== Records ==
————————
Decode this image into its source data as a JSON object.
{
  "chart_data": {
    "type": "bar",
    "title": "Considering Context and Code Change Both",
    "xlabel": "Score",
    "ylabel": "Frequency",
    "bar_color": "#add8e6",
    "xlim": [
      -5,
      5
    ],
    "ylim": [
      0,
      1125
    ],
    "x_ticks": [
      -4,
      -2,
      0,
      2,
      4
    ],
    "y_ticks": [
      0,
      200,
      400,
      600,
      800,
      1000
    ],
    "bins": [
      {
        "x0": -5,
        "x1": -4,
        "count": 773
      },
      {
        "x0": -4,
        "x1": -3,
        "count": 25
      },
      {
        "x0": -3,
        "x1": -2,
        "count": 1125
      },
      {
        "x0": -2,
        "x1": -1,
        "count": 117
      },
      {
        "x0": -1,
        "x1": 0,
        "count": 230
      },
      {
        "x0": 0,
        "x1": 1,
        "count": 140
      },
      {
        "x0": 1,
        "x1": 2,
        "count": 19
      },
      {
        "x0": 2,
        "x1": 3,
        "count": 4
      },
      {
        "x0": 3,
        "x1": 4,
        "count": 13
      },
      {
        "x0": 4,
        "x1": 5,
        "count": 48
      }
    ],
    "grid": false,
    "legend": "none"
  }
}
————————
== Set exercise ==
Quote all of the entries exactly as they appear.

== Solution to this problem ==
Decode this image into its source data as a JSON object.
{
  "chart_data": {
    "type": "bar",
    "title": "Considering Context and Code Change Both",
    "xlabel": "Score",
    "ylabel": "Frequency",
    "bar_color": "#add8e6",
    "xlim": [
      -5,
      5
    ],
    "ylim": [
      0,
      1125
    ],
    "x_ticks": [
      -4,
      -2,
      0,
      2,
      4
    ],
    "y_ticks": [
      0,
      200,
      400,
      600,
      800,
      1000
    ],
    "bins": [
      {
        "x0": -5,
        "x1": -4,
        "count": 773
      },
      {
        "x0": -4,
        "x1": -3,
        "count": 25
      },
      {
        "x0": -3,
        "x1": -2,
        "count": 1125
      },
      {
        "x0": -2,
        "x1": -1,
        "count": 117
      },
      {
        "x0": -1,
        "x1": 0,
        "count": 230
      },
      {
        "x0": 0,
        "x1": 1,
        "count": 140
      },
      {
        "x0": 1,
        "x1": 2,
        "count": 19
      },
      {
        "x0": 2,
        "x1": 3,
        "count": 4
      },
      {
        "x0": 3,
        "x1": 4,
        "count": 13
      },
      {
        "x0": 4,
        "x1": 5,
        "count": 48
      }
    ],
    "grid": false,
    "legend": "none"
  }
}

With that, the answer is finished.